The team at the 2008 RoboCup World Championships in Suzhou, China

Project Overview

For the past three years, I have been the team leader for the Georgia Tech RoboJackets Small Size RoboCup team. RoboCup is an international robotic soccer competition designed to drive research in robotics, multi-agent systems, artificial intelligence and the systems which compose those fields. The stated goal of the RoboCup Federation is to defeat the (human) World Cup soccer champion with a team of autonomous robots by 2050. I think this date is probably too pessimistic.

In the league, two teams of five autonomous robots play soccer with an orange golf ball in two fifteen minute halves. The robots routinely travel in excess of four meters per second, and the ball can exceed fifteen meters per second (33+ mph!).

2010 Robots in Singapore

Due to size restrictions (the robots must be 180 mm in diameter), significant integration and power issues rarely seen in traditional robotics, must be overcome. Additionally, the fast paced fully autonomous nature of the game requires sophisticated control systems such as path planning, obstacle avoidance, strategy and artificial intelligence systems.

As a result of their small size, the robots are highly integrated. Every component of the robots are developed specially for this competition.

Furthermore, extremely sophisticated control and autonomy algorithms are required to play competitively. I cannot drive our robots nearly as well as our algorithms can.

How it works

System overview

A pair of high-speed (60 or 90 fps) cameras track the colored dots on the tops of the robots (our team and theirs) and the ball (an orange colored golf ball). With this information, our computer system off-field sends gameplay decisions to the robots on the field wirelessly.

Circuitry on the robots interprets the information transmitted by the computers and drives four 30 watt brushless motors attached to omniwheels. The omniwheels allow our robots to translate in any direction at around four meters per second.

Much more information can be found below in my presentation, publications, or the project wiki.

Entries supplied —
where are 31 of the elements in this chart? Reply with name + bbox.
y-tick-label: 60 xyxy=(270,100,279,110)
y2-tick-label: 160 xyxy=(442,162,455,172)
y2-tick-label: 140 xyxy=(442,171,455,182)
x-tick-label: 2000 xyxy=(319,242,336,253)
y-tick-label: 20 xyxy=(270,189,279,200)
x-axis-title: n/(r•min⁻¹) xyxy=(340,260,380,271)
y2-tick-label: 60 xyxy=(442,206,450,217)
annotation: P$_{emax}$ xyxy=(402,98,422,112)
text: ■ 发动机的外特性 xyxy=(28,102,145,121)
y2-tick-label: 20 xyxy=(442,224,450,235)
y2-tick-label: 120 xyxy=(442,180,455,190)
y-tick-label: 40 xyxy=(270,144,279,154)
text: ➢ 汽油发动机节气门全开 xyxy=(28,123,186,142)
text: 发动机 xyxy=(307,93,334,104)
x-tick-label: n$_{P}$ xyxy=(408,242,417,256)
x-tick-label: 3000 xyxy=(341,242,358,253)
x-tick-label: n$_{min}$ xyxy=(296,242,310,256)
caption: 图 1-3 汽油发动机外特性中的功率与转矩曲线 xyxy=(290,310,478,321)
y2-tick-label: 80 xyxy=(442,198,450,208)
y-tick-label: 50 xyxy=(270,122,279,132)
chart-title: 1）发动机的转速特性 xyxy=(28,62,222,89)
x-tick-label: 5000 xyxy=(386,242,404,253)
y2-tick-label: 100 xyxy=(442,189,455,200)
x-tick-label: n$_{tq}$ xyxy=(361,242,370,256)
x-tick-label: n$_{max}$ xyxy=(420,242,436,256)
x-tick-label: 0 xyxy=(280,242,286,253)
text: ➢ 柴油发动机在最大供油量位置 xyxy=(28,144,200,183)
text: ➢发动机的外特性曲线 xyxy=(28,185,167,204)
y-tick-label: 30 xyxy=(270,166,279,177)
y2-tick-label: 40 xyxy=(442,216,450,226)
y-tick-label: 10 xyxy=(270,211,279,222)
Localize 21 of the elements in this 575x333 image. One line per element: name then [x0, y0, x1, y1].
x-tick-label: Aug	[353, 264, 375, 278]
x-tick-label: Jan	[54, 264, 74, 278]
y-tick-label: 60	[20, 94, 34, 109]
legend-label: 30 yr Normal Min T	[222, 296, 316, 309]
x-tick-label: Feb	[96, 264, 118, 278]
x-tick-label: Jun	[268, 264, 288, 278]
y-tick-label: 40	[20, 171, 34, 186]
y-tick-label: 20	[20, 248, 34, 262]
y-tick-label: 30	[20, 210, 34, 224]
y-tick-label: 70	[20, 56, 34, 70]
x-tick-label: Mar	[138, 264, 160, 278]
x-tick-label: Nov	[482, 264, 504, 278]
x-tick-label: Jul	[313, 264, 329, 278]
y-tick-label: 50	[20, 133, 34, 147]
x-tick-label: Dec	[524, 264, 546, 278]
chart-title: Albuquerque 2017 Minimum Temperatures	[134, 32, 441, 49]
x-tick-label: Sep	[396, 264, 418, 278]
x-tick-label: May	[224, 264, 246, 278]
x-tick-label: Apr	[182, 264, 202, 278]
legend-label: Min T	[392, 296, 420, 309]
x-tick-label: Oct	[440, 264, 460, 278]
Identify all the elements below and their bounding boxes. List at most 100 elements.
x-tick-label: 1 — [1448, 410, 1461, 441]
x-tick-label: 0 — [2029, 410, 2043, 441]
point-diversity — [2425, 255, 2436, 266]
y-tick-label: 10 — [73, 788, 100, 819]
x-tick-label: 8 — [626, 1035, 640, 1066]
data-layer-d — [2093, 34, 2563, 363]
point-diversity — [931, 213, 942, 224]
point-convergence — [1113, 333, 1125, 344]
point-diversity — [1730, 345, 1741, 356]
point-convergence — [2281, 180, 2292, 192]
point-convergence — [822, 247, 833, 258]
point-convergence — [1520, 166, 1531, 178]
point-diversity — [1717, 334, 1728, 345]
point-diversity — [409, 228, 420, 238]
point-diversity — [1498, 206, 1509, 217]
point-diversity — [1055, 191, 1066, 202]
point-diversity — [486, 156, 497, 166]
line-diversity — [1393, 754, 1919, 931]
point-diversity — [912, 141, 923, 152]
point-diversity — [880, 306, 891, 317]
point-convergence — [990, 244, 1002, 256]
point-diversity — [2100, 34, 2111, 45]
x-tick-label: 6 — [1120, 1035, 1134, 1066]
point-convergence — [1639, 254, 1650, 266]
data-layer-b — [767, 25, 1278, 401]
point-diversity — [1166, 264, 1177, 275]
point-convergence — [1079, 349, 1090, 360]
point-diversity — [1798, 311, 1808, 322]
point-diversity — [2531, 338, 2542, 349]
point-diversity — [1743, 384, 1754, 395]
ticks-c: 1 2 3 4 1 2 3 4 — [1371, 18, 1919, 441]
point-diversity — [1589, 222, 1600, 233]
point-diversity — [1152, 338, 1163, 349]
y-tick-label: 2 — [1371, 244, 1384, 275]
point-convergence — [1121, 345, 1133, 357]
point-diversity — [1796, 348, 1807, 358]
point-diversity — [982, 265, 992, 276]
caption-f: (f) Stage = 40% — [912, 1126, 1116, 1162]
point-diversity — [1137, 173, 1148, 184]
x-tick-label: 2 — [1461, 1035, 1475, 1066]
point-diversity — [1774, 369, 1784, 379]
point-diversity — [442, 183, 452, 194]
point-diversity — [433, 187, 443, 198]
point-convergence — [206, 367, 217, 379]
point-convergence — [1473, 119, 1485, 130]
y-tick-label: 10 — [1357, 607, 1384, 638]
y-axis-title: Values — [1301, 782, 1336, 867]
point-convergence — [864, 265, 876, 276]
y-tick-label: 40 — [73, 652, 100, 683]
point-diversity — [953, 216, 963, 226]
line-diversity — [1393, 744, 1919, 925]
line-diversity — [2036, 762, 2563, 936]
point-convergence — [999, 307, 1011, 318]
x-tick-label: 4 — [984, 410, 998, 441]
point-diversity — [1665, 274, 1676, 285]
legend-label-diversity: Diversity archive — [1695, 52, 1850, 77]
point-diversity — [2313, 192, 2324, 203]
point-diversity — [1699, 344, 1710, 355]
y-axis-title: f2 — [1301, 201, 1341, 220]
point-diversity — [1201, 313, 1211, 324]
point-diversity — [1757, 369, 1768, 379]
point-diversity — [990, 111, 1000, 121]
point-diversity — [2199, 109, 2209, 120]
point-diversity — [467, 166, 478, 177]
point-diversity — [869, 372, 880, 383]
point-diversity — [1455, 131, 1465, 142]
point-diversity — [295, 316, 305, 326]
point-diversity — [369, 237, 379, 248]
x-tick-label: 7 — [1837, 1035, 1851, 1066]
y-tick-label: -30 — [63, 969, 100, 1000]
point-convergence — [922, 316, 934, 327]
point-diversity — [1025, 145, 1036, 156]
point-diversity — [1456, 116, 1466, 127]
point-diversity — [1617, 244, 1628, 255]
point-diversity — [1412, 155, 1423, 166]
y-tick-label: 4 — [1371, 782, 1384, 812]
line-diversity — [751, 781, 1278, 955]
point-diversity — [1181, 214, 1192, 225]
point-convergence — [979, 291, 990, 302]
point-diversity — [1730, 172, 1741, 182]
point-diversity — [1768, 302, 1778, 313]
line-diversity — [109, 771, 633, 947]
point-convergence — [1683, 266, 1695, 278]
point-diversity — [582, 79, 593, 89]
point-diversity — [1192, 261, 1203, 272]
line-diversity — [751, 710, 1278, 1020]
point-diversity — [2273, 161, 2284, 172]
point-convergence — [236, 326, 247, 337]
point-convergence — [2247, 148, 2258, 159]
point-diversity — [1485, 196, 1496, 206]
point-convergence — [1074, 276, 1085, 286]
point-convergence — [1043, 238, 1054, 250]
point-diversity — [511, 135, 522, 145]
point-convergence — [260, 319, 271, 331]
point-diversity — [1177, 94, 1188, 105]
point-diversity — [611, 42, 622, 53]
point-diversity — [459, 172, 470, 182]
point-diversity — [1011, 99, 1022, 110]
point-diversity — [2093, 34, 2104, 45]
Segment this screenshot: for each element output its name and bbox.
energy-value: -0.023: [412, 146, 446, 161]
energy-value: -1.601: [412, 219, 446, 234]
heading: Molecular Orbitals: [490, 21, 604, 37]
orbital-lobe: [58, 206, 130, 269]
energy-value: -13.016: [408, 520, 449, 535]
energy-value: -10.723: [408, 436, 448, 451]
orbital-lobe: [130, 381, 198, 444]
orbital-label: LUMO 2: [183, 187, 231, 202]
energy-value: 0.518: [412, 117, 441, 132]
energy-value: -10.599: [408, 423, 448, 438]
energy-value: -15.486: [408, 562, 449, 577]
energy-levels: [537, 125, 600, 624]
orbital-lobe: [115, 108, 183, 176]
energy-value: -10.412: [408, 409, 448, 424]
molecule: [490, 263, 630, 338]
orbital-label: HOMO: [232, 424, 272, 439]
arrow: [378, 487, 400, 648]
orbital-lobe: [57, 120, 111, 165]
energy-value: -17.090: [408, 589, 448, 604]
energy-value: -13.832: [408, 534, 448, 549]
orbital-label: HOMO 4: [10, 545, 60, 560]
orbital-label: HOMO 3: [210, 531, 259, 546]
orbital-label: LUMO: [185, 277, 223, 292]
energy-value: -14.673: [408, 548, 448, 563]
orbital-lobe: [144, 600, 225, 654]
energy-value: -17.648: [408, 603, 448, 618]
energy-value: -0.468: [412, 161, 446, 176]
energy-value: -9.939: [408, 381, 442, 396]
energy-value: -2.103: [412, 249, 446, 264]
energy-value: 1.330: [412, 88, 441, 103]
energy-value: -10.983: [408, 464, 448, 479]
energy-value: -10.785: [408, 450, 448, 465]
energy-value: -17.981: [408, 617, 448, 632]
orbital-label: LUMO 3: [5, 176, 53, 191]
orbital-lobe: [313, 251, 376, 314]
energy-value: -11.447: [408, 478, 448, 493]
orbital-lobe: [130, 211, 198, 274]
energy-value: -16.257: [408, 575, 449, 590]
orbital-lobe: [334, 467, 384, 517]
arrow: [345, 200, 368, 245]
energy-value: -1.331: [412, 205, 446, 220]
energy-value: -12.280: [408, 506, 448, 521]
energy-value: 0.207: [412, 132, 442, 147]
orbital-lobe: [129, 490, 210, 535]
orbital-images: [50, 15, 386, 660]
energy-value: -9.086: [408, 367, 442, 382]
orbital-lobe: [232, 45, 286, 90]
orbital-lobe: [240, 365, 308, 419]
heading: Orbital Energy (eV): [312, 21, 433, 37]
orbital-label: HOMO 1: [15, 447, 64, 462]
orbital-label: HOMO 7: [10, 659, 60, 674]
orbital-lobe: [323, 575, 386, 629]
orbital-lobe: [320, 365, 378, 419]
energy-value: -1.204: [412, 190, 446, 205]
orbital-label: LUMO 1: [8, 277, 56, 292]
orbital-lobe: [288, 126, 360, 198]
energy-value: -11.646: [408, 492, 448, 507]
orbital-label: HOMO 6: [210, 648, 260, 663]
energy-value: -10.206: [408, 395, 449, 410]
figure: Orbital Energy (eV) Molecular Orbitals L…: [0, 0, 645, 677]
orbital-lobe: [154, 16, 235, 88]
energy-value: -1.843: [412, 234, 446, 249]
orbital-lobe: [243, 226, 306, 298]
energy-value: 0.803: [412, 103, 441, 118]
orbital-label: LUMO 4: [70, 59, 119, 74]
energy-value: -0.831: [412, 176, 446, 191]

Tasks to carry out —
1. Copy the RoboCup project text between "In the league, two" and "for this competition.", inclusive.
2. Do these statements agree with the RoboCup project text? Answer yes or no for each, quoting the words that decide it. (a) The robots must be 180 mm in diameter. (b) Each team puts six robots on the field. (c) Each robot's omniwheels are driven by four 30 watt brushless motors.
3. How would the RoboCup project text go on from its last sentence? Continue it.

Activity answers —
1.
In the league, two teams of five autonomous robots play soccer with an orange golf ball in two fifteen minute halves. The robots routinely travel in excess of four meters per second, and the ball can exceed fifteen meters per second (33+ mph!).

2010 Robots in Singapore

Due to size restrictions (the robots must be 180 mm in diameter), significant integration and power issues rarely seen in traditional robotics, must be overcome. Additionally, the fast paced fully autonomous nature of the game requires sophisticated control systems such as path planning, obstacle avoidance, strategy and artificial intelligence systems.

As a result of their small size, the robots are highly integrated. Every component of the robots are developed specially for this competition.

2.
(a) Yes: "the robots must be 180 mm in diameter"
(b) No: "two teams of five autonomous robots play soccer"
(c) Yes: "drives four 30 watt brushless motors attached to omniwheels"

3.
Technical Role

As team leader, my job was to oversee every technical aspect of the system to ensure proper system integration. In addition, I also served as the electrical team lead.

As the electrical team leader I designed and fabricated custom motor and solenoid control circuitry. The motor control circuitry was composed of an ARM 7 processor mated to a XILINX FPGA which drove thirty MOSFETS arranged as fifteen half-bridges. The solenoid driver circuitry charged a bank of capacitors to kick the ball via a solenoid. With this circuit we were able to achieve peak power of nearly 100 kW.

I’ll post separately about each electrical board someday…

Leadership Role

As the team leader, my duties include fund-raising, travel coordination (we competed in Atlanta, Georgia, Suzhou, China, Boston, Massachusetts, and Pittsburgh, Pennsylvania) and scheduling. In 2008, I oversaw a yearly budget of roughly $50,000. Additionally, I coordinated integration efforts among the different subsystems.


After struggling our first season, we went on to place second at the 2009 US Open, thoroughly thrashing MIT/Harvard and holding our own against CMU.


I demo our team at Robotics Sciences and Systems 2007, Atlanta, GA.

This project has been demonstrated at several events

A formal overview of the project can be found in the proceedings of the 2007, 2008, and 2010 RoboCup conference.